* Begin Stored rows *
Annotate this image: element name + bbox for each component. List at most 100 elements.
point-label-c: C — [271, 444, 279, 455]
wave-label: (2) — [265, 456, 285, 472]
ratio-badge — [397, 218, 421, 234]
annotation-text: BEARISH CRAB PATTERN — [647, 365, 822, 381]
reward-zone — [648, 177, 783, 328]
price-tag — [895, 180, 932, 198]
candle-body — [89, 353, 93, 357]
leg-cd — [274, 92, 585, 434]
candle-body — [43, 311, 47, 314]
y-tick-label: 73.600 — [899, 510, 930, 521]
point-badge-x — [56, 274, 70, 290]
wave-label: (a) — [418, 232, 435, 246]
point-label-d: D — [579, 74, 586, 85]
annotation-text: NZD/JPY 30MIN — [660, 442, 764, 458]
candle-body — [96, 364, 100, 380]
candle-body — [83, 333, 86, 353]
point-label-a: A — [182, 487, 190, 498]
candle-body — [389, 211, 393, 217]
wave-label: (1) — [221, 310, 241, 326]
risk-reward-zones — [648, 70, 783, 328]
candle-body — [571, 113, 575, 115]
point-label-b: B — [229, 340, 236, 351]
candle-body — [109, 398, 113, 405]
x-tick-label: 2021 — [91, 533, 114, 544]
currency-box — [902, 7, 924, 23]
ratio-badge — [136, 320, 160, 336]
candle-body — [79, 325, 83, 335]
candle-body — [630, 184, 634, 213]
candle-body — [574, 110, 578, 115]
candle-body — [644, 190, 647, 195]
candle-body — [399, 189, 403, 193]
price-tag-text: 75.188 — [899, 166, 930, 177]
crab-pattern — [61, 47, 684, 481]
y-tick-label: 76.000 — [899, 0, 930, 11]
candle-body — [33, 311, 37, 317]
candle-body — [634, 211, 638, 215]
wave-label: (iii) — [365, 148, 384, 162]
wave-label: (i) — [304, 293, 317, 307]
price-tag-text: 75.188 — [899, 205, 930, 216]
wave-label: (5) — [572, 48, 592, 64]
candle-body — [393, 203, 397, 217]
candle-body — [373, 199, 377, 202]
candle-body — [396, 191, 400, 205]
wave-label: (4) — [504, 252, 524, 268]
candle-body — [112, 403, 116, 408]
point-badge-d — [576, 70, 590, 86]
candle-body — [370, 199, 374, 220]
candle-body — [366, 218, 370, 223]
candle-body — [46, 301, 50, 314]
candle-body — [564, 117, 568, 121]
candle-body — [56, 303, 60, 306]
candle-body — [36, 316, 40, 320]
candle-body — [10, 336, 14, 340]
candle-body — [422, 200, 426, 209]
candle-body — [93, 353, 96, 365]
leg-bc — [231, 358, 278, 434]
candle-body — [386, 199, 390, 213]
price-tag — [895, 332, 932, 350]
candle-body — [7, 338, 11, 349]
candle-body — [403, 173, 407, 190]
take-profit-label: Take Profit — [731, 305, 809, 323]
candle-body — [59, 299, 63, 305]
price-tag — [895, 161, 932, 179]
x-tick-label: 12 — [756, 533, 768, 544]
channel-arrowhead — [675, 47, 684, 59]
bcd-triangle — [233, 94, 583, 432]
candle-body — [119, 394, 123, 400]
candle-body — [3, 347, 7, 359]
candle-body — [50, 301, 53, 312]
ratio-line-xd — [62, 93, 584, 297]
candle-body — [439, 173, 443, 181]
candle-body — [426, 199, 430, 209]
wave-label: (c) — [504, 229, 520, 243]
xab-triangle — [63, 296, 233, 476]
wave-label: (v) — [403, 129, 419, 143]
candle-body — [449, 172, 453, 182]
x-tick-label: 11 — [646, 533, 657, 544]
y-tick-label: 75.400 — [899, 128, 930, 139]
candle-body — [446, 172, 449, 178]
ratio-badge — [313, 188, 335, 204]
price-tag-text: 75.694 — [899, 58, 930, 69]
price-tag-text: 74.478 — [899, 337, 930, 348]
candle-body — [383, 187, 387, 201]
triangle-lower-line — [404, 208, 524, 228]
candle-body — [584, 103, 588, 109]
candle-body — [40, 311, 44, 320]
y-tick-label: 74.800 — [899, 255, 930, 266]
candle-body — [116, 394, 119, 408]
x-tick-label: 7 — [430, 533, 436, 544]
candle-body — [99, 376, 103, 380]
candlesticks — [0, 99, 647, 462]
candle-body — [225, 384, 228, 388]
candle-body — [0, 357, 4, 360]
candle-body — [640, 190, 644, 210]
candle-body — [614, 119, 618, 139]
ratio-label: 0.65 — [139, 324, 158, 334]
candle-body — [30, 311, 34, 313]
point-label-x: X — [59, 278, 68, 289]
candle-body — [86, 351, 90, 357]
* End Stored rows *
Swap every "candle-body" in the rows above for "candle-rect", and reproduce all the rows with nothing else changed.

Annotate this image: element name + bbox for each component. List at most 100 elements.
point-label-c: C — [271, 444, 279, 455]
wave-label: (2) — [265, 456, 285, 472]
ratio-badge — [397, 218, 421, 234]
annotation-text: BEARISH CRAB PATTERN — [647, 365, 822, 381]
reward-zone — [648, 177, 783, 328]
price-tag — [895, 180, 932, 198]
candle-rect — [89, 353, 93, 357]
leg-cd — [274, 92, 585, 434]
candle-rect — [43, 311, 47, 314]
y-tick-label: 73.600 — [899, 510, 930, 521]
point-badge-x — [56, 274, 70, 290]
wave-label: (a) — [418, 232, 435, 246]
point-label-d: D — [579, 74, 586, 85]
annotation-text: NZD/JPY 30MIN — [660, 442, 764, 458]
candle-rect — [96, 364, 100, 380]
candle-rect — [83, 333, 86, 353]
point-label-a: A — [182, 487, 190, 498]
candle-rect — [389, 211, 393, 217]
wave-label: (1) — [221, 310, 241, 326]
risk-reward-zones — [648, 70, 783, 328]
candle-rect — [571, 113, 575, 115]
point-label-b: B — [229, 340, 236, 351]
candle-rect — [109, 398, 113, 405]
x-tick-label: 2021 — [91, 533, 114, 544]
currency-box — [902, 7, 924, 23]
ratio-badge — [136, 320, 160, 336]
candle-rect — [79, 325, 83, 335]
candle-rect — [630, 184, 634, 213]
candle-rect — [574, 110, 578, 115]
candle-rect — [644, 190, 647, 195]
candle-rect — [399, 189, 403, 193]
price-tag-text: 75.188 — [899, 166, 930, 177]
crab-pattern — [61, 47, 684, 481]
y-tick-label: 76.000 — [899, 0, 930, 11]
candle-rect — [33, 311, 37, 317]
candle-rect — [634, 211, 638, 215]
wave-label: (iii) — [365, 148, 384, 162]
wave-label: (i) — [304, 293, 317, 307]
price-tag-text: 75.188 — [899, 205, 930, 216]
wave-label: (5) — [572, 48, 592, 64]
candle-rect — [393, 203, 397, 217]
candle-rect — [373, 199, 377, 202]
candle-rect — [396, 191, 400, 205]
wave-label: (4) — [504, 252, 524, 268]
candle-rect — [112, 403, 116, 408]
point-badge-d — [576, 70, 590, 86]
candle-rect — [370, 199, 374, 220]
candle-rect — [366, 218, 370, 223]
candle-rect — [46, 301, 50, 314]
candle-rect — [564, 117, 568, 121]
candle-rect — [56, 303, 60, 306]
candle-rect — [36, 316, 40, 320]
candle-rect — [10, 336, 14, 340]
candle-rect — [422, 200, 426, 209]
candle-rect — [93, 353, 96, 365]
leg-bc — [231, 358, 278, 434]
candle-rect — [386, 199, 390, 213]
price-tag — [895, 332, 932, 350]
candle-rect — [7, 338, 11, 349]
candle-rect — [403, 173, 407, 190]
take-profit-label: Take Profit — [731, 305, 809, 323]
candle-rect — [59, 299, 63, 305]
price-tag — [895, 161, 932, 179]
x-tick-label: 12 — [756, 533, 768, 544]
channel-arrowhead — [675, 47, 684, 59]
bcd-triangle — [233, 94, 583, 432]
candle-rect — [119, 394, 123, 400]
candle-rect — [3, 347, 7, 359]
candle-rect — [50, 301, 53, 312]
ratio-line-xd — [62, 93, 584, 297]
candle-rect — [439, 173, 443, 181]
candle-rect — [426, 199, 430, 209]
wave-label: (c) — [504, 229, 520, 243]
xab-triangle — [63, 296, 233, 476]
wave-label: (v) — [403, 129, 419, 143]
candle-rect — [449, 172, 453, 182]
x-tick-label: 11 — [646, 533, 657, 544]
y-tick-label: 75.400 — [899, 128, 930, 139]
candle-rect — [446, 172, 449, 178]
ratio-badge — [313, 188, 335, 204]
price-tag-text: 75.694 — [899, 58, 930, 69]
price-tag-text: 74.478 — [899, 337, 930, 348]
candle-rect — [383, 187, 387, 201]
triangle-lower-line — [404, 208, 524, 228]
candle-rect — [584, 103, 588, 109]
candle-rect — [40, 311, 44, 320]
y-tick-label: 74.800 — [899, 255, 930, 266]
candle-rect — [116, 394, 119, 408]
x-tick-label: 7 — [430, 533, 436, 544]
candle-rect — [99, 376, 103, 380]
candlesticks — [0, 99, 647, 462]
candle-rect — [225, 384, 228, 388]
candle-rect — [0, 357, 4, 360]
candle-rect — [640, 190, 644, 210]
candle-rect — [614, 119, 618, 139]
ratio-label: 0.65 — [139, 324, 158, 334]
candle-rect — [30, 311, 34, 313]
point-label-x: X — [59, 278, 68, 289]
candle-rect — [86, 351, 90, 357]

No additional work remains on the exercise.